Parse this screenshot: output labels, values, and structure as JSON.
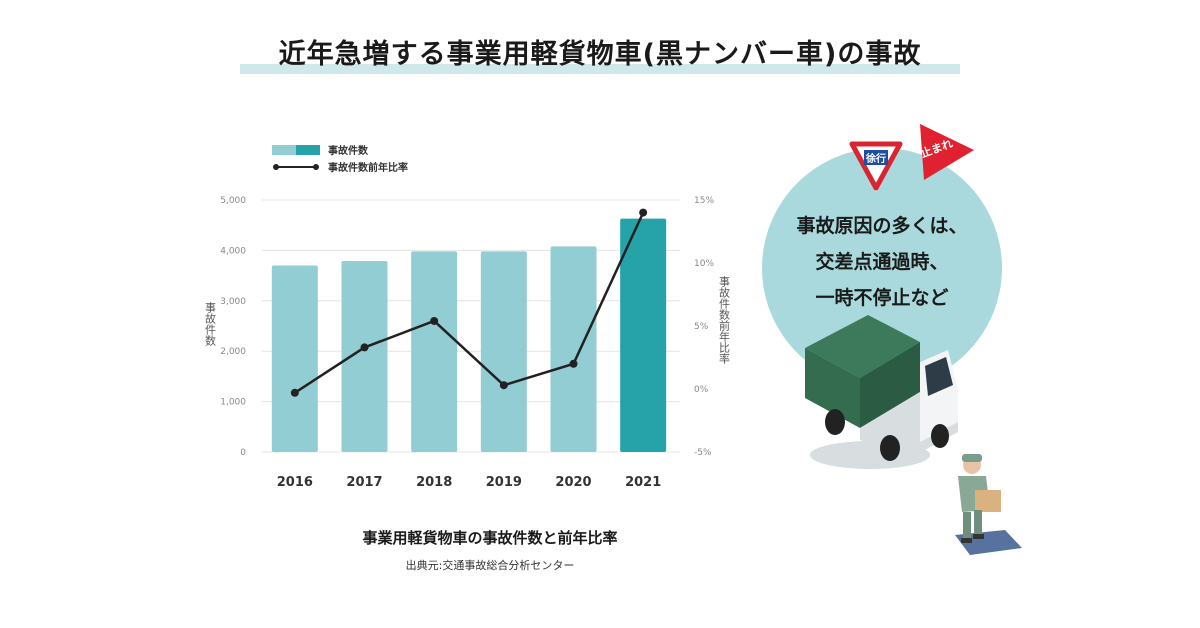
{
  "header": {
    "title": "近年急増する事業用軽貨物車(黒ナンバー車)の事故"
  },
  "chart_data": {
    "type": "bar+line",
    "categories": [
      "2016",
      "2017",
      "2018",
      "2019",
      "2020",
      "2021"
    ],
    "series": [
      {
        "name": "事故件数",
        "type": "bar",
        "axis": "left",
        "values": [
          3700,
          3790,
          3980,
          3980,
          4080,
          4630
        ]
      },
      {
        "name": "事故件数前年比率",
        "type": "line",
        "axis": "right",
        "values": [
          -0.3,
          3.3,
          5.4,
          0.3,
          2.0,
          14.0
        ]
      }
    ],
    "ylabel": "事故件数",
    "y2label": "事故件数前年比率",
    "ylim": [
      0,
      5000
    ],
    "y2lim": [
      -5,
      15
    ],
    "yticks": [
      "0",
      "1,000",
      "2,000",
      "3,000",
      "4,000",
      "5,000"
    ],
    "y2ticks": [
      "-5%",
      "0%",
      "5%",
      "10%",
      "15%"
    ],
    "legend_position": "top-left",
    "colors": {
      "bar": "#92cdd3",
      "bar_highlight": "#26a2a9",
      "line": "#222222"
    }
  },
  "caption": "事業用軽貨物車の事故件数と前年比率",
  "source": "出典元:交通事故総合分析センター",
  "callout": {
    "lines": [
      "事故原因の多くは、",
      "交差点通過時、",
      "一時不停止など"
    ],
    "sign_yield": "徐行",
    "sign_stop": "止まれ"
  },
  "colors": {
    "bubble": "#a9d9dd",
    "title_underline": "#cfe8ea"
  }
}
○ ○ ○ ○
Every record above should be written out again without change, except that the pictures are left out.

Parse this screenshot: output labels, values, and structure as JSON.
{
  "header": {
    "title": "近年急増する事業用軽貨物車(黒ナンバー車)の事故"
  },
  "chart_data": {
    "type": "bar+line",
    "categories": [
      "2016",
      "2017",
      "2018",
      "2019",
      "2020",
      "2021"
    ],
    "series": [
      {
        "name": "事故件数",
        "type": "bar",
        "axis": "left",
        "values": [
          3700,
          3790,
          3980,
          3980,
          4080,
          4630
        ]
      },
      {
        "name": "事故件数前年比率",
        "type": "line",
        "axis": "right",
        "values": [
          -0.3,
          3.3,
          5.4,
          0.3,
          2.0,
          14.0
        ]
      }
    ],
    "ylabel": "事故件数",
    "y2label": "事故件数前年比率",
    "ylim": [
      0,
      5000
    ],
    "y2lim": [
      -5,
      15
    ],
    "yticks": [
      "0",
      "1,000",
      "2,000",
      "3,000",
      "4,000",
      "5,000"
    ],
    "y2ticks": [
      "-5%",
      "0%",
      "5%",
      "10%",
      "15%"
    ],
    "legend_position": "top-left",
    "colors": {
      "bar": "#92cdd3",
      "bar_highlight": "#26a2a9",
      "line": "#222222"
    }
  },
  "caption": "事業用軽貨物車の事故件数と前年比率",
  "source": "出典元:交通事故総合分析センター",
  "callout": {
    "lines": [
      "事故原因の多くは、",
      "交差点通過時、",
      "一時不停止など"
    ],
    "sign_yield": "徐行",
    "sign_stop": "止まれ"
  },
  "colors": {
    "bubble": "#a9d9dd",
    "title_underline": "#cfe8ea"
  }
}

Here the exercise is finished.